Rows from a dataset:
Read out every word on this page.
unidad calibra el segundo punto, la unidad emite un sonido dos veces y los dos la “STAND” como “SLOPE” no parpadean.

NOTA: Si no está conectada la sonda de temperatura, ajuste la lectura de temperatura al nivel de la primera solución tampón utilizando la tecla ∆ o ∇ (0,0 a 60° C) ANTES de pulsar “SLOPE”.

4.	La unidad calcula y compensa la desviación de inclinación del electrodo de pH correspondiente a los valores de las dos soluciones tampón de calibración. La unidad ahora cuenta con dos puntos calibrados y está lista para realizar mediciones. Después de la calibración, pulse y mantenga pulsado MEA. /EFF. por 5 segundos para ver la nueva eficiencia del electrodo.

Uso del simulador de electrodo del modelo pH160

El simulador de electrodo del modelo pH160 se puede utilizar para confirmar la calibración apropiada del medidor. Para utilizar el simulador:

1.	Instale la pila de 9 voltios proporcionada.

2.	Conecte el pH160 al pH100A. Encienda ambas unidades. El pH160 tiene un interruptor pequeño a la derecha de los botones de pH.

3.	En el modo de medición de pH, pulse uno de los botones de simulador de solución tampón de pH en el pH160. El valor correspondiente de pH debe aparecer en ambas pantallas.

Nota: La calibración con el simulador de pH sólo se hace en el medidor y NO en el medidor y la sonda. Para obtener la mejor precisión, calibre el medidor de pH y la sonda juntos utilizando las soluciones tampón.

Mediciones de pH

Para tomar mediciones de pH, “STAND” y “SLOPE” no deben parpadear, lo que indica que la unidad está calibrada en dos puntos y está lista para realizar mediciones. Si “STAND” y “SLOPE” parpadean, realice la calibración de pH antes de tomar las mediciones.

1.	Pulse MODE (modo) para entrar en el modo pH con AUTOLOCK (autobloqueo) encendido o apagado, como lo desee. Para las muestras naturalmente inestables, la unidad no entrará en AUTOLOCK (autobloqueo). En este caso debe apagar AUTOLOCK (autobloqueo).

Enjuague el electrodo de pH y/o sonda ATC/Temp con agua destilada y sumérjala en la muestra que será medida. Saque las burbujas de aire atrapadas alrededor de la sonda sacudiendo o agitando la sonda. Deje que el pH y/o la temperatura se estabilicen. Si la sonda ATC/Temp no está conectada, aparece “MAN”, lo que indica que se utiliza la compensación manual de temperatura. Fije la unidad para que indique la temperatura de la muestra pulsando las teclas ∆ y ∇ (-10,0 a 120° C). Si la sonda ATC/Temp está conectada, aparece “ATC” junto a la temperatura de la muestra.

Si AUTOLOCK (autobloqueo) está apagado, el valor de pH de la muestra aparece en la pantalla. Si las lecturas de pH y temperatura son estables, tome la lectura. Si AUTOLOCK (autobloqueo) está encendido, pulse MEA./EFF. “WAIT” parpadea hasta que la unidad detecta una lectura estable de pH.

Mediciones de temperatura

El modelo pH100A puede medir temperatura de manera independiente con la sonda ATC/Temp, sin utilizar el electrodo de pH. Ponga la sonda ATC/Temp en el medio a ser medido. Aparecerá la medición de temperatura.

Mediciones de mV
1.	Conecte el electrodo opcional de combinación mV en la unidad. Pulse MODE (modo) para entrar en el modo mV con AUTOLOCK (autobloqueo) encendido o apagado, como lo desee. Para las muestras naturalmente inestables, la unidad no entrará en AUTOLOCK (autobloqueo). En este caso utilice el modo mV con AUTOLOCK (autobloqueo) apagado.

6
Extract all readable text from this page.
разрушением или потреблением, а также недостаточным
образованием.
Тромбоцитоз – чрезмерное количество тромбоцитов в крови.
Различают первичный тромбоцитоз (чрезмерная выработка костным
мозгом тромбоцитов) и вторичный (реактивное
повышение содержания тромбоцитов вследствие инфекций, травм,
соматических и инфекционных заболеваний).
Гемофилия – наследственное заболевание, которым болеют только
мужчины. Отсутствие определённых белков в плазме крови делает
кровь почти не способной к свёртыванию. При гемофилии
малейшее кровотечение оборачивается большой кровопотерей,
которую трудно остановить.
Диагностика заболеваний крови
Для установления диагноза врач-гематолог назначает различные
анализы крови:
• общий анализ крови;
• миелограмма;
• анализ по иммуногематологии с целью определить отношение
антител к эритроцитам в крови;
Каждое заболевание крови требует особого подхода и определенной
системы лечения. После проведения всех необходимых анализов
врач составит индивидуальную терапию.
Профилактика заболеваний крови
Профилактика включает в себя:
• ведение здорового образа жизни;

→ **DIRECTIONS**: Copy out the data shown above without altering anything.

→ **EXERCISE ANSWER**:
Read out every word on this page.
unidad calibra el segundo punto, la unidad emite un sonido dos veces y los dos la “STAND” como “SLOPE” no parpadean.

NOTA: Si no está conectada la sonda de temperatura, ajuste la lectura de temperatura al nivel de la primera solución tampón utilizando la tecla ∆ o ∇ (0,0 a 60° C) ANTES de pulsar “SLOPE”.

4.	La unidad calcula y compensa la desviación de inclinación del electrodo de pH correspondiente a los valores de las dos soluciones tampón de calibración. La unidad ahora cuenta con dos puntos calibrados y está lista para realizar mediciones. Después de la calibración, pulse y mantenga pulsado MEA. /EFF. por 5 segundos para ver la nueva eficiencia del electrodo.

Uso del simulador de electrodo del modelo pH160

El simulador de electrodo del modelo pH160 se puede utilizar para confirmar la calibración apropiada del medidor. Para utilizar el simulador:

1.	Instale la pila de 9 voltios proporcionada.

2.	Conecte el pH160 al pH100A. Encienda ambas unidades. El pH160 tiene un interruptor pequeño a la derecha de los botones de pH.

3.	En el modo de medición de pH, pulse uno de los botones de simulador de solución tampón de pH en el pH160. El valor correspondiente de pH debe aparecer en ambas pantallas.

Nota: La calibración con el simulador de pH sólo se hace en el medidor y NO en el medidor y la sonda. Para obtener la mejor precisión, calibre el medidor de pH y la sonda juntos utilizando las soluciones tampón.

Mediciones de pH

Para tomar mediciones de pH, “STAND” y “SLOPE” no deben parpadear, lo que indica que la unidad está calibrada en dos puntos y está lista para realizar mediciones. Si “STAND” y “SLOPE” parpadean, realice la calibración de pH antes de tomar las mediciones.

1.	Pulse MODE (modo) para entrar en el modo pH con AUTOLOCK (autobloqueo) encendido o apagado, como lo desee. Para las muestras naturalmente inestables, la unidad no entrará en AUTOLOCK (autobloqueo). En este caso debe apagar AUTOLOCK (autobloqueo).

Enjuague el electrodo de pH y/o sonda ATC/Temp con agua destilada y sumérjala en la muestra que será medida. Saque las burbujas de aire atrapadas alrededor de la sonda sacudiendo o agitando la sonda. Deje que el pH y/o la temperatura se estabilicen. Si la sonda ATC/Temp no está conectada, aparece “MAN”, lo que indica que se utiliza la compensación manual de temperatura. Fije la unidad para que indique la temperatura de la muestra pulsando las teclas ∆ y ∇ (-10,0 a 120° C). Si la sonda ATC/Temp está conectada, aparece “ATC” junto a la temperatura de la muestra.

Si AUTOLOCK (autobloqueo) está apagado, el valor de pH de la muestra aparece en la pantalla. Si las lecturas de pH y temperatura son estables, tome la lectura. Si AUTOLOCK (autobloqueo) está encendido, pulse MEA./EFF. “WAIT” parpadea hasta que la unidad detecta una lectura estable de pH.

Mediciones de temperatura

El modelo pH100A puede medir temperatura de manera independiente con la sonda ATC/Temp, sin utilizar el electrodo de pH. Ponga la sonda ATC/Temp en el medio a ser medido. Aparecerá la medición de temperatura.

Mediciones de mV
1.	Conecte el electrodo opcional de combinación mV en la unidad. Pulse MODE (modo) para entrar en el modo mV con AUTOLOCK (autobloqueo) encendido o apagado, como lo desee. Para las muestras naturalmente inestables, la unidad no entrará en AUTOLOCK (autobloqueo). En este caso utilice el modo mV con AUTOLOCK (autobloqueo) apagado.

6
Extract all readable text from this page.
разрушением или потреблением, а также недостаточным
образованием.
Тромбоцитоз – чрезмерное количество тромбоцитов в крови.
Различают первичный тромбоцитоз (чрезмерная выработка костным
мозгом тромбоцитов) и вторичный (реактивное
повышение содержания тромбоцитов вследствие инфекций, травм,
соматических и инфекционных заболеваний).
Гемофилия – наследственное заболевание, которым болеют только
мужчины. Отсутствие определённых белков в плазме крови делает
кровь почти не способной к свёртыванию. При гемофилии
малейшее кровотечение оборачивается большой кровопотерей,
которую трудно остановить.
Диагностика заболеваний крови
Для установления диагноза врач-гематолог назначает различные
анализы крови:
• общий анализ крови;
• миелограмма;
• анализ по иммуногематологии с целью определить отношение
антител к эритроцитам в крови;
Каждое заболевание крови требует особого подхода и определенной
системы лечения. После проведения всех необходимых анализов
врач составит индивидуальную терапию.
Профилактика заболеваний крови
Профилактика включает в себя:
• ведение здорового образа жизни;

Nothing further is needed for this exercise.